__KUMPULAN SOAL__.
1) Salin bagian tulisan tentang kecerdasan yang dimulai dari "Sedari kecil kita diajarkan" dan berakhir pada "intelektual yang tinggi.".
2) Menurut tulisan tentang kecerdasan, apa yang paling sulit ditaklukkan, bahkan oleh orang yang dikenal piawai sekalipun?
3) Teruskan tulisan tentang kecerdasan itu, mulai setelah kalimat terakhirnya.

__KUTIPAN SUMBER__.
Kamis, 29 Desember 2011

Kecerdasan

Sedari kecil kita diajarkan oleh orang tua untuk menjadi anak yang cerdas dan berprestasi. Entah dengan meraih ranking tiga besar di kelas, juara karate di tingkat kabupaten, sampai juara menghafal ayat Alkitab di sekolah minggu.
Sedari kecil kita diajar untuk mengejar pencapaian-pencapaian dengan gelar-gelar sederhana untuk membuktikan kecerdasan di beberapa bidang dan kemampuan intelektual yang tinggi.
Hal tersebut terus berakar di dalam diri dan mengendalikan perjalanan hidup untuk mengejar pencapaian-pencapaian dan gelar yang lebih hebat lagi, karena memang setiap manusia perlu untuk mengaktualisasikan dirinya. Akhirnya kita akan merasa puas, ketika ada puluhan piala, sertifikat pengakuan dan trofi-trofi yang diukirkan dengan cantik atas nama diri kita sendiri, di saat ajal menjemput. Ya, dunia telah memperoleh bukti atas kecerdasan saya yang spektakuler.
Tapi apakah ada orang tua yang mengajarkan anak-anaknya sedari kecil bahwa kecerdasan pada dasarnya merupakan kemampuan dalam mengendalikan diri sendiri. Bahwa kemenangan tidak melulu adalah suatu pencapaian yang diperoleh ketika telah berhasil menaklukkan orang lain yang menjadi lawan atau musuh kita. Bahwa pada dasarnya diri sendirilah yang paling sulit ditaklukan bahkan oleh orang yang dikenal piawai sekalipun.

[Butir data]

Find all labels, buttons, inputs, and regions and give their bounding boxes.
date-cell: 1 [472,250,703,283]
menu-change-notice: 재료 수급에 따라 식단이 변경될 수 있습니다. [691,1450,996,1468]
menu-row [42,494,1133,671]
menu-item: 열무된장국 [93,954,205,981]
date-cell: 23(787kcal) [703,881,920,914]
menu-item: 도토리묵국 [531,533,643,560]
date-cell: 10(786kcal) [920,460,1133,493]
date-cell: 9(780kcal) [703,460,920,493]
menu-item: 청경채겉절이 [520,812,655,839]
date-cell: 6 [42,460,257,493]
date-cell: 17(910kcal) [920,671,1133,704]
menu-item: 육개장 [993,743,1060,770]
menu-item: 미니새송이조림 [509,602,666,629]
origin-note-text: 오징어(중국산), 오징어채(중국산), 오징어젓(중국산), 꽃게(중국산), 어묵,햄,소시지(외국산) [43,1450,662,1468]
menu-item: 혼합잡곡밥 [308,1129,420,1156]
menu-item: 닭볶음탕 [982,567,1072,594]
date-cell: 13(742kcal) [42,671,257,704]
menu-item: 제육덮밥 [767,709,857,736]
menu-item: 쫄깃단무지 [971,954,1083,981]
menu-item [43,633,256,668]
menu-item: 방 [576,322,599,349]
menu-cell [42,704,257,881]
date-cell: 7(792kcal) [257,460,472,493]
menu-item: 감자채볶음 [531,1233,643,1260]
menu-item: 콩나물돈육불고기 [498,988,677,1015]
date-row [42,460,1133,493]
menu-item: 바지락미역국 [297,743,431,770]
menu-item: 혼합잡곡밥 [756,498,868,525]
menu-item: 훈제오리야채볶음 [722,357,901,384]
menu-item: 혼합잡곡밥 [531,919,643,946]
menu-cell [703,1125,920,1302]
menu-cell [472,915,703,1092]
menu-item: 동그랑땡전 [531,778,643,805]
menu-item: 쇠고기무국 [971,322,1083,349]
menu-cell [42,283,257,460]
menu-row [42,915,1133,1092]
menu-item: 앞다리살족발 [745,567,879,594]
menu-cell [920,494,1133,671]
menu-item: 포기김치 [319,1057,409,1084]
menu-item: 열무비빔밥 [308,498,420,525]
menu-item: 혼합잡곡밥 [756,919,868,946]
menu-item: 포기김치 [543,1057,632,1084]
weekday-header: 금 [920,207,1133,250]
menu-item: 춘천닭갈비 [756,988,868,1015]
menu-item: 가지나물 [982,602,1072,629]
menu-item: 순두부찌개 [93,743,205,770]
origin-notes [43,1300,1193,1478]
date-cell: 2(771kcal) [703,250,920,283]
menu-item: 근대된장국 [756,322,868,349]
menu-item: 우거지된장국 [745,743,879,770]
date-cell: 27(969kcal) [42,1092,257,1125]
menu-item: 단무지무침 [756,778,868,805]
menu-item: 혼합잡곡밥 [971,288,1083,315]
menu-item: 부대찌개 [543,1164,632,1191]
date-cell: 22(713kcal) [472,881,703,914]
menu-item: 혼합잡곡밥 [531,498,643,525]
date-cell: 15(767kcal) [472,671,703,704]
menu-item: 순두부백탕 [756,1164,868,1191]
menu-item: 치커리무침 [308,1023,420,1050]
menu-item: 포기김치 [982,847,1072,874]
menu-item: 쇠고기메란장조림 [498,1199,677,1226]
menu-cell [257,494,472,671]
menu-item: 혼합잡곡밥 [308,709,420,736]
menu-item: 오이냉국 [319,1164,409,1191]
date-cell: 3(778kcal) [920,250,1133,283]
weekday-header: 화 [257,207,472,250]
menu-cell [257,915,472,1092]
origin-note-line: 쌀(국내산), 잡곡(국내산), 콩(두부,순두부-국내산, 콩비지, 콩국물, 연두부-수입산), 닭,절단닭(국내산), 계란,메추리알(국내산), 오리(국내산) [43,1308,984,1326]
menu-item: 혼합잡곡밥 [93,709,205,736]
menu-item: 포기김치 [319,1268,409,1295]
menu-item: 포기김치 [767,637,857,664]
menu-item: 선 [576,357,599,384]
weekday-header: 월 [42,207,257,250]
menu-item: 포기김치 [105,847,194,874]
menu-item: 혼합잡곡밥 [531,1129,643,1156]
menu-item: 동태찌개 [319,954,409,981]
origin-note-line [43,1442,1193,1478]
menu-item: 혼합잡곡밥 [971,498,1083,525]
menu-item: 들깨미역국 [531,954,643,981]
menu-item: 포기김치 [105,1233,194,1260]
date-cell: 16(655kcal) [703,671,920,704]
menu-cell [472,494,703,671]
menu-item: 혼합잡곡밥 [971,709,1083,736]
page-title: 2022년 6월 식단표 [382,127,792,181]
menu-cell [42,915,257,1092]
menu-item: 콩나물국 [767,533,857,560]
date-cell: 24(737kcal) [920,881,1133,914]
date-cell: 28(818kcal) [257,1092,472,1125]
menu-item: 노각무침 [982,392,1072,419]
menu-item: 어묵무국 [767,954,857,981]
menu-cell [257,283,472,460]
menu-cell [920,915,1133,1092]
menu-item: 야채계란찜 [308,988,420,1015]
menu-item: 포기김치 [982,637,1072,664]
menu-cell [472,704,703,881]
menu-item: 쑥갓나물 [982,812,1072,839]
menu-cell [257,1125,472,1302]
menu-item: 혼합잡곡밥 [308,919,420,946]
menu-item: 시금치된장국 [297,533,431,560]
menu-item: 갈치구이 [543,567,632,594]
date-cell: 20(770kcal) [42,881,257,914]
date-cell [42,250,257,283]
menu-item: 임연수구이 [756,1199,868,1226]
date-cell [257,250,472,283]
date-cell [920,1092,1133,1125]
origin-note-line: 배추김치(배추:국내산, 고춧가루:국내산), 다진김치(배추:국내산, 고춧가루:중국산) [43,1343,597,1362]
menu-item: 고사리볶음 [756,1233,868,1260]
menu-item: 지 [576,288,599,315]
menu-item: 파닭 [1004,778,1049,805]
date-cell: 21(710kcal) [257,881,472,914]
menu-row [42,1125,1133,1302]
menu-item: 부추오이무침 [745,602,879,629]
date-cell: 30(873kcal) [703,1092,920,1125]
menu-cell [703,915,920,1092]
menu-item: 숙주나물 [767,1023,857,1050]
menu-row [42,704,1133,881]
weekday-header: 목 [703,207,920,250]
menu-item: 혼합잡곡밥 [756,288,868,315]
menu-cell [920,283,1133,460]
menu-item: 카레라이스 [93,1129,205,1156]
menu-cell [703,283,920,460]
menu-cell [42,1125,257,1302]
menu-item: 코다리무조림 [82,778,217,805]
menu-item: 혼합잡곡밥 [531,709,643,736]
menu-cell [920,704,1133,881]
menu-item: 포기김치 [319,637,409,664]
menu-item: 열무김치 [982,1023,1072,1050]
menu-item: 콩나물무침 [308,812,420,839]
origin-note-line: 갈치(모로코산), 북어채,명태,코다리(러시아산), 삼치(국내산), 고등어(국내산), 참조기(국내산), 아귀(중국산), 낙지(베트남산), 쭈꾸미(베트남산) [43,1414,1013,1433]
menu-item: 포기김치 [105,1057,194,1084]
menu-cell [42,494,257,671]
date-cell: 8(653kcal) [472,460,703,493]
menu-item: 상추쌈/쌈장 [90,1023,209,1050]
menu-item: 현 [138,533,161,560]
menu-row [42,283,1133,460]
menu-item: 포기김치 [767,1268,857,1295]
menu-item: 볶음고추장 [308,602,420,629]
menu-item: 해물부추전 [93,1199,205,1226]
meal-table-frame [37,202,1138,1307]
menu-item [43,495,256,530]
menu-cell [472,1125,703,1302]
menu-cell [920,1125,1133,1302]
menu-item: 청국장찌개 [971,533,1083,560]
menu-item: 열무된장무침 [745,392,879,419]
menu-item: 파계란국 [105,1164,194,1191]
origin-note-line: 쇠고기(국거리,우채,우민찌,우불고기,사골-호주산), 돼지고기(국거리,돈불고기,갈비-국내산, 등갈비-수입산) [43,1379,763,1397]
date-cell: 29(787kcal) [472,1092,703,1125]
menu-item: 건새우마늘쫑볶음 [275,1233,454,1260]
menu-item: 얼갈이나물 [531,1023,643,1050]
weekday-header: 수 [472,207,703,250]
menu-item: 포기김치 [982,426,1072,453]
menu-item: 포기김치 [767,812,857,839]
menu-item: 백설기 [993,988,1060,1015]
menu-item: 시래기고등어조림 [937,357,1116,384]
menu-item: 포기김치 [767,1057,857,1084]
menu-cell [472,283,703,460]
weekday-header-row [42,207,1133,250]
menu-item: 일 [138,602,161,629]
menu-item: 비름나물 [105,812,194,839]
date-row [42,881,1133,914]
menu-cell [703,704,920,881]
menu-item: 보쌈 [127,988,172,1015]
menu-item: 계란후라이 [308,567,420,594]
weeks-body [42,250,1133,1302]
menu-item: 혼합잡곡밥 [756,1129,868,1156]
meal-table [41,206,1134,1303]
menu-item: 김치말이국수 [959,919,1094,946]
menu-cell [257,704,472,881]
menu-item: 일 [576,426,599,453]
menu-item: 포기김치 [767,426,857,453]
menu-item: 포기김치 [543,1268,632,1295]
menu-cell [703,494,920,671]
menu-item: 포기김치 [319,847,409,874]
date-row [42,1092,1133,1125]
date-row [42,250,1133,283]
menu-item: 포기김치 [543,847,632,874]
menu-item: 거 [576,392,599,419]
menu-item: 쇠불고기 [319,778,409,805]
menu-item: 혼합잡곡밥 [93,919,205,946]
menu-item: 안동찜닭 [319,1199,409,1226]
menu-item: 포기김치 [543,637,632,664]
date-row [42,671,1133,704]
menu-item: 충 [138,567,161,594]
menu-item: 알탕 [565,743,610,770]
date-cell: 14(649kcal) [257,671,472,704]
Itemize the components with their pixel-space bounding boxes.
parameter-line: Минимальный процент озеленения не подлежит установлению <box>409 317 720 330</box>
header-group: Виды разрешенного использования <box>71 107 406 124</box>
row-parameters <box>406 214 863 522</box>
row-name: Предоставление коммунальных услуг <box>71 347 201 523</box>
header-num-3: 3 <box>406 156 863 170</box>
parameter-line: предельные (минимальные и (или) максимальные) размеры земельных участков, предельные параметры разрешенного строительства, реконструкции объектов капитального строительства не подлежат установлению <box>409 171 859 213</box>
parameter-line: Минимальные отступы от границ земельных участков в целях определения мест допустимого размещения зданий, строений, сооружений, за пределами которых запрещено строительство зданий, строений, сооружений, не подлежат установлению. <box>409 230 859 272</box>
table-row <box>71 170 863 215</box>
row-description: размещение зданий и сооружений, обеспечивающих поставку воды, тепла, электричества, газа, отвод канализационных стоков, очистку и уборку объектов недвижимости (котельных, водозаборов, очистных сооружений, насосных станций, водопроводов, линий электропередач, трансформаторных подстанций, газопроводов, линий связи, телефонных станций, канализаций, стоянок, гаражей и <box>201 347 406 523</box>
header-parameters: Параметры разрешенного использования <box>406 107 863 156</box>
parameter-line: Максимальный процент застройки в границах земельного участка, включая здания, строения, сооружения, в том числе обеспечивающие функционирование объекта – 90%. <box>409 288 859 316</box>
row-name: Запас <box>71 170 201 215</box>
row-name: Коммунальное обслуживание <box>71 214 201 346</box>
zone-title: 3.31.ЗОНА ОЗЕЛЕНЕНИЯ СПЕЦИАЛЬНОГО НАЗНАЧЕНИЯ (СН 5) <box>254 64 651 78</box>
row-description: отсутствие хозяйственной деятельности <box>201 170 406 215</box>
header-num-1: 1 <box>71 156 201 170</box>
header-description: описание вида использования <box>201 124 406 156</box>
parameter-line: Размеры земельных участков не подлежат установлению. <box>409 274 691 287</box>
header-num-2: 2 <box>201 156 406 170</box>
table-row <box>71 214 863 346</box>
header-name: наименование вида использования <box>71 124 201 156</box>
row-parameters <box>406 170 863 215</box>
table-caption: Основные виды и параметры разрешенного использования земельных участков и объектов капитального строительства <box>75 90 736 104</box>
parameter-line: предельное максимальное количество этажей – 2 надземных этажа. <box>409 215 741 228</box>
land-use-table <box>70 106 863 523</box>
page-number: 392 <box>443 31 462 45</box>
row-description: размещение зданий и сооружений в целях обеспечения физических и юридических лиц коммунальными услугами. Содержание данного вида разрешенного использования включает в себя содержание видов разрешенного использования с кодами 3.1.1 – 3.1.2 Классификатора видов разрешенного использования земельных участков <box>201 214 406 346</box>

__JAWABAN YANG DIBERIKAN__.
1)
Sedari kecil kita diajarkan oleh orang tua untuk menjadi anak yang cerdas dan berprestasi. Entah dengan meraih ranking tiga besar di kelas, juara karate di tingkat kabupaten, sampai juara menghafal ayat Alkitab di sekolah minggu.
Sedari kecil kita diajar untuk mengejar pencapaian-pencapaian dengan gelar-gelar sederhana untuk membuktikan kecerdasan di beberapa bidang dan kemampuan intelektual yang tinggi.

2) Diri sendiri.

3)
Bahwa kecerdasan adalah kemampuan untuk mengalahkan ego dan pemikiran tentang AKU yang adalah pusat dari segala sesuatu. Tentang AKU yang berhak atas kebahagiaan dan kenyamanan itu. Tentang AKU yang layak menerima semua hormat dan keramahan itu. Bahwa kecerdasan adalah kemampuan untuk memindahkan fokus hidup tentang memikirkan (lagi-lagi) diri sendiri menjadi berfokus pada kondisi orang lain.
Kecerdasan adalah tindakan berani yang kita ambil ketika memberikan hasil tabungan untuk membeli Blackberry baru kepada seorang tetangga yang sakit tapi tidak bisa berobat karena tidak punya biaya. Kecerdasan dalam wujud kemurahan hati.
Kecerdasan adalah kemampuan untuk tetap memegang prinsip tidak terlibat korupsi dan tindakan kecurangan sedikit pun di saat lingkungan ingin menggiring kepada gaya hidup yang licik dan menggerogoti rakyat. Kecerdasan dalam wujud keteguhan.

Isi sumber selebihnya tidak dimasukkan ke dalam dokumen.